■ Task
Write the data out again, character for character, with no images.

(Data items)
* start *

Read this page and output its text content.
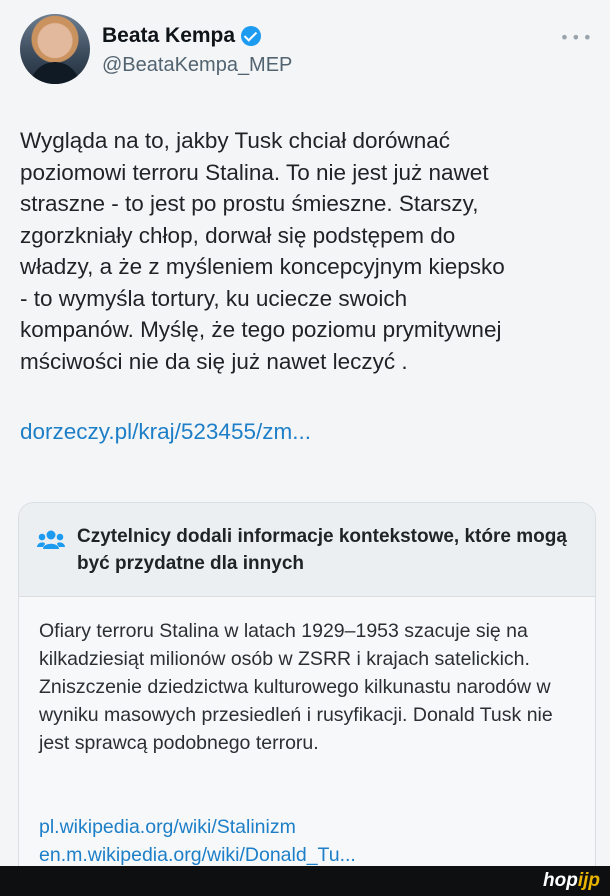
Beata Kempa
@BeataKempa_MEP
•••
Wygląda na to, jakby Tusk chciał dorównać
poziomowi terroru Stalina. To nie jest już nawet
straszne - to jest po prostu śmieszne. Starszy,
zgorzkniały chłop, dorwał się podstępem do
władzy, a że z myśleniem koncepcyjnym kiepsko
- to wymyśla tortury, ku uciecze swoich
kompanów. Myślę, że tego poziomu prymitywnej
mściwości nie da się już nawet leczyć .
dorzeczy.pl/kraj/523455/zm...
Czytelnicy dodali informacje kontekstowe, które mogą być przydatne dla innych
Ofiary terroru Stalina w latach 1929–1953 szacuje się na kilkadziesiąt milionów osób w ZSRR i krajach satelickich. Zniszczenie dziedzictwa kulturowego kilkunastu narodów w wyniku masowych przesiedleń i rusyfikacji. Donald Tusk nie jest sprawcą podobnego terroru.
pl.wikipedia.org/wiki/Stalinizm
en.m.wikipedia.org/wiki/Donald_Tu...
hopijp
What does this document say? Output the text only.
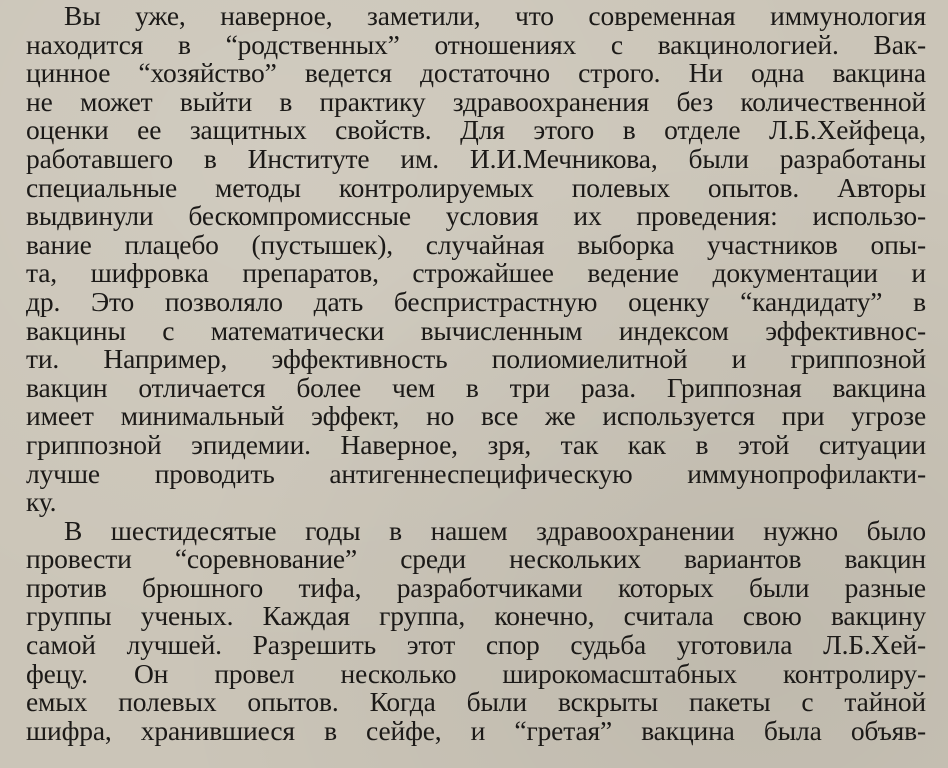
Вы уже, наверное, заметили, что современная иммунология
находится в “родственных” отношениях с вакцинологией. Вак-
цинное “хозяйство” ведется достаточно строго. Ни одна вакцина
не может выйти в практику здравоохранения без количественной
оценки ее защитных свойств. Для этого в отделе Л.Б.Хейфеца,
работавшего в Институте им. И.И.Мечникова, были разработаны
специальные методы контролируемых полевых опытов. Авторы
выдвинули бескомпромиссные условия их проведения: использо-
вание плацебо (пустышек), случайная выборка участников опы-
та, шифровка препаратов, строжайшее ведение документации и
др. Это позволяло дать беспристрастную оценку “кандидату” в
вакцины с математически вычисленным индексом эффективнос-
ти. Например, эффективность полиомиелитной и гриппозной
вакцин отличается более чем в три раза. Гриппозная вакцина
имеет минимальный эффект, но все же используется при угрозе
гриппозной эпидемии. Наверное, зря, так как в этой ситуации
лучше проводить антигеннеспецифическую иммунопрофилакти-
ку.
В шестидесятые годы в нашем здравоохранении нужно было
провести “соревнование” среди нескольких вариантов вакцин
против брюшного тифа, разработчиками которых были разные
группы ученых. Каждая группа, конечно, считала свою вакцину
самой лучшей. Разрешить этот спор судьба уготовила Л.Б.Хей-
фецу. Он провел несколько широкомасштабных контролиру-
емых полевых опытов. Когда были вскрыты пакеты с тайной
шифра, хранившиеся в сейфе, и “гретая” вакцина была объяв-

* end *

■ Answer below
Read this page and output its text content.
Beata Kempa
@BeataKempa_MEP
•••
Wygląda na to, jakby Tusk chciał dorównać
poziomowi terroru Stalina. To nie jest już nawet
straszne - to jest po prostu śmieszne. Starszy,
zgorzkniały chłop, dorwał się podstępem do
władzy, a że z myśleniem koncepcyjnym kiepsko
- to wymyśla tortury, ku uciecze swoich
kompanów. Myślę, że tego poziomu prymitywnej
mściwości nie da się już nawet leczyć .
dorzeczy.pl/kraj/523455/zm...
Czytelnicy dodali informacje kontekstowe, które mogą być przydatne dla innych
Ofiary terroru Stalina w latach 1929–1953 szacuje się na kilkadziesiąt milionów osób w ZSRR i krajach satelickich. Zniszczenie dziedzictwa kulturowego kilkunastu narodów w wyniku masowych przesiedleń i rusyfikacji. Donald Tusk nie jest sprawcą podobnego terroru.
pl.wikipedia.org/wiki/Stalinizm
en.m.wikipedia.org/wiki/Donald_Tu...
hopijp
What does this document say? Output the text only.
Вы уже, наверное, заметили, что современная иммунология
находится в “родственных” отношениях с вакцинологией. Вак-
цинное “хозяйство” ведется достаточно строго. Ни одна вакцина
не может выйти в практику здравоохранения без количественной
оценки ее защитных свойств. Для этого в отделе Л.Б.Хейфеца,
работавшего в Институте им. И.И.Мечникова, были разработаны
специальные методы контролируемых полевых опытов. Авторы
выдвинули бескомпромиссные условия их проведения: использо-
вание плацебо (пустышек), случайная выборка участников опы-
та, шифровка препаратов, строжайшее ведение документации и
др. Это позволяло дать беспристрастную оценку “кандидату” в
вакцины с математически вычисленным индексом эффективнос-
ти. Например, эффективность полиомиелитной и гриппозной
вакцин отличается более чем в три раза. Гриппозная вакцина
имеет минимальный эффект, но все же используется при угрозе
гриппозной эпидемии. Наверное, зря, так как в этой ситуации
лучше проводить антигеннеспецифическую иммунопрофилакти-
ку.
В шестидесятые годы в нашем здравоохранении нужно было
провести “соревнование” среди нескольких вариантов вакцин
против брюшного тифа, разработчиками которых были разные
группы ученых. Каждая группа, конечно, считала свою вакцину
самой лучшей. Разрешить этот спор судьба уготовила Л.Б.Хей-
фецу. Он провел несколько широкомасштабных контролиру-
емых полевых опытов. Когда были вскрыты пакеты с тайной
шифра, хранившиеся в сейфе, и “гретая” вакцина была объяв-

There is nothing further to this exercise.